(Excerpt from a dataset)
┄┄┄┄┄┄┄┄┄┄

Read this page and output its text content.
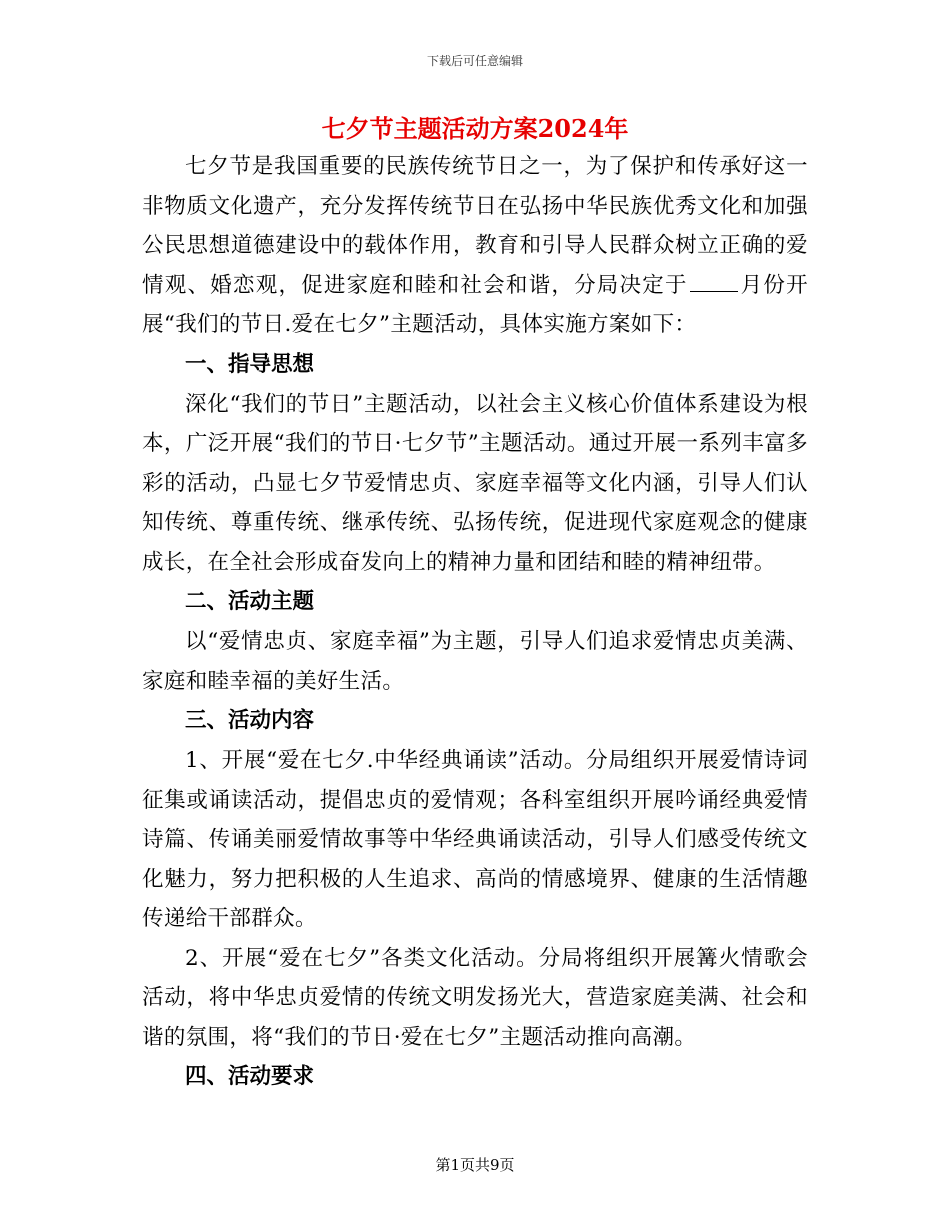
下载后可任意编辑
七夕节主题活动方案2024年

七夕节是我国重要的民族传统节日之一，为了保护和传承好这一非物质文化遗产，充分发挥传统节日在弘扬中华民族优秀文化和加强公民思想道德建设中的载体作用，教育和引导人民群众树立正确的爱情观、婚恋观，促进家庭和睦和社会和谐，分局决定于 月份开展“我们的节日.爱在七夕”主题活动，具体实施方案如下：

一、指导思想

深化“我们的节日”主题活动，以社会主义核心价值体系建设为根本，广泛开展“我们的节日·七夕节”主题活动。通过开展一系列丰富多彩的活动，凸显七夕节爱情忠贞、家庭幸福等文化内涵，引导人们认知传统、尊重传统、继承传统、弘扬传统，促进现代家庭观念的健康成长，在全社会形成奋发向上的精神力量和团结和睦的精神纽带。

二、活动主题

以“爱情忠贞、家庭幸福”为主题，引导人们追求爱情忠贞美满、家庭和睦幸福的美好生活。

三、活动内容

1、开展“爱在七夕.中华经典诵读”活动。分局组织开展爱情诗词征集或诵读活动，提倡忠贞的爱情观；各科室组织开展吟诵经典爱情诗篇、传诵美丽爱情故事等中华经典诵读活动，引导人们感受传统文化魅力，努力把积极的人生追求、高尚的情感境界、健康的生活情趣传递给干部群众。

2、开展“爱在七夕”各类文化活动。分局将组织开展篝火情歌会活动，将中华忠贞爱情的传统文明发扬光大，营造家庭美满、社会和谐的氛围，将“我们的节日·爱在七夕”主题活动推向高潮。

四、活动要求

第1页共9页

┄┄┄┄┄┄┄┄┄┄

[Written task]
Reproduce every entry word for word, but skip any pictures.

[Solved exercise]
Read this page and output its text content.
下载后可任意编辑
七夕节主题活动方案2024年

七夕节是我国重要的民族传统节日之一，为了保护和传承好这一非物质文化遗产，充分发挥传统节日在弘扬中华民族优秀文化和加强公民思想道德建设中的载体作用，教育和引导人民群众树立正确的爱情观、婚恋观，促进家庭和睦和社会和谐，分局决定于 月份开展“我们的节日.爱在七夕”主题活动，具体实施方案如下：

一、指导思想

深化“我们的节日”主题活动，以社会主义核心价值体系建设为根本，广泛开展“我们的节日·七夕节”主题活动。通过开展一系列丰富多彩的活动，凸显七夕节爱情忠贞、家庭幸福等文化内涵，引导人们认知传统、尊重传统、继承传统、弘扬传统，促进现代家庭观念的健康成长，在全社会形成奋发向上的精神力量和团结和睦的精神纽带。

二、活动主题

以“爱情忠贞、家庭幸福”为主题，引导人们追求爱情忠贞美满、家庭和睦幸福的美好生活。

三、活动内容

1、开展“爱在七夕.中华经典诵读”活动。分局组织开展爱情诗词征集或诵读活动，提倡忠贞的爱情观；各科室组织开展吟诵经典爱情诗篇、传诵美丽爱情故事等中华经典诵读活动，引导人们感受传统文化魅力，努力把积极的人生追求、高尚的情感境界、健康的生活情趣传递给干部群众。

2、开展“爱在七夕”各类文化活动。分局将组织开展篝火情歌会活动，将中华忠贞爱情的传统文明发扬光大，营造家庭美满、社会和谐的氛围，将“我们的节日·爱在七夕”主题活动推向高潮。

四、活动要求

第1页共9页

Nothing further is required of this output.